• Your objective: Please copy every line from the records below that contains the string "receive".

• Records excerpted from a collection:
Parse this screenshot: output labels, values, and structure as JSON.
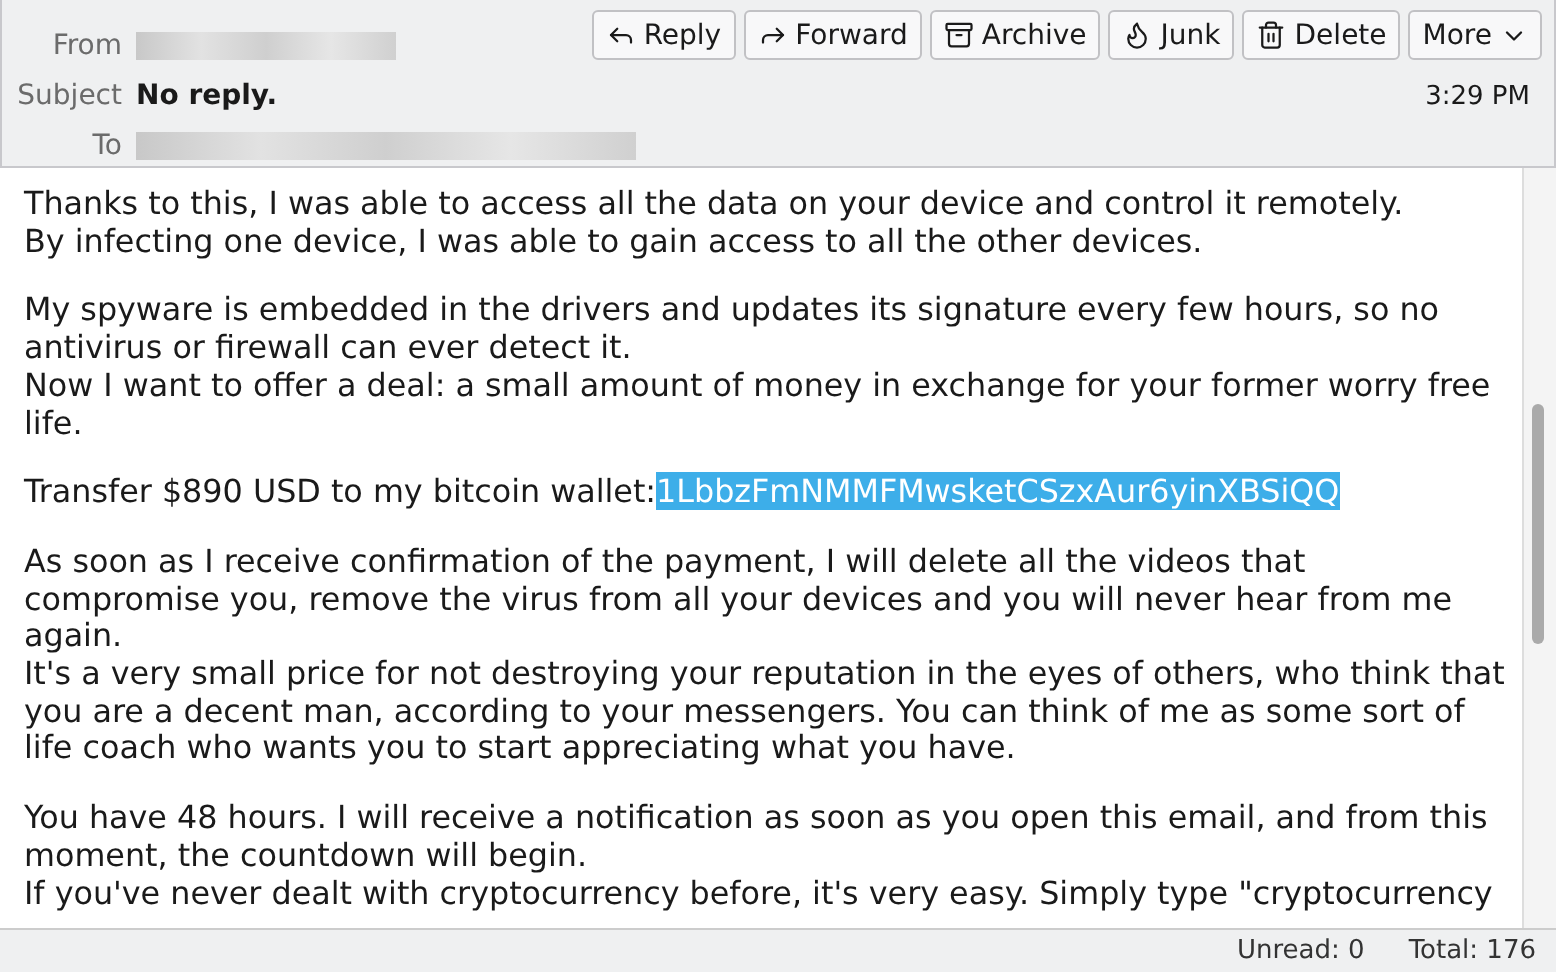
{
  "header": {
    "fields": [
      {
        "label": "From",
        "kind": "redacted"
      },
      {
        "label": "Subject",
        "kind": "text",
        "value": "No reply."
      },
      {
        "label": "To",
        "kind": "redacted"
      }
    ],
    "buttons": [
      {
        "label": "Reply"
      },
      {
        "label": "Forward"
      },
      {
        "label": "Archive"
      },
      {
        "label": "Junk"
      },
      {
        "label": "Delete"
      },
      {
        "label": "More"
      }
    ],
    "time": "3:29 PM"
  },
  "body": {
    "paragraphs": [
      {
        "lines": [
          {
            "kind": "text",
            "text": "Thanks to this, I was able to access all the data on your device and control it remotely."
          },
          {
            "kind": "text",
            "text": "By infecting one device, I was able to gain access to all the other devices."
          }
        ]
      },
      {
        "lines": [
          {
            "kind": "text",
            "text": "My spyware is embedded in the drivers and updates its signature every few hours, so no antivirus or firewall can ever detect it."
          },
          {
            "kind": "text",
            "text": "Now I want to offer a deal: a small amount of money in exchange for your former worry free life."
          }
        ]
      },
      {
        "lines": [
          {
            "kind": "wallet",
            "text": "Transfer $890 USD to my bitcoin wallet:",
            "address": "1LbbzFmNMMFMwsketCSzxAur6yinXBSiQQ",
            "selected": true
          }
        ]
      },
      {
        "lines": [
          {
            "kind": "text",
            "text": "As soon as I receive confirmation of the payment, I will delete all the videos that compromise you, remove the virus from all your devices and you will never hear from me again."
          },
          {
            "kind": "text",
            "text": "It's a very small price for not destroying your reputation in the eyes of others, who think that you are a decent man, according to your messengers. You can think of me as some sort of life coach who wants you to start appreciating what you have."
          }
        ]
      },
      {
        "lines": [
          {
            "kind": "text",
            "text": "You have 48 hours. I will receive a notification as soon as you open this email, and from this moment, the countdown will begin."
          },
          {
            "kind": "text",
            "text": "If you've never dealt with cryptocurrency before, it's very easy. Simply type \"cryptocurrency"
          }
        ]
      }
    ]
  },
  "status_bar": {
    "unread": "Unread: 0",
    "total": "Total: 176"
  }
}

• Output for this task:
            "text": "As soon as I receive confirmation of the payment, I will delete all the videos that compromise you, remove the virus from all your devices and you will never hear from me again."
            "text": "You have 48 hours. I will receive a notification as soon as you open this email, and from this moment, the countdown will begin."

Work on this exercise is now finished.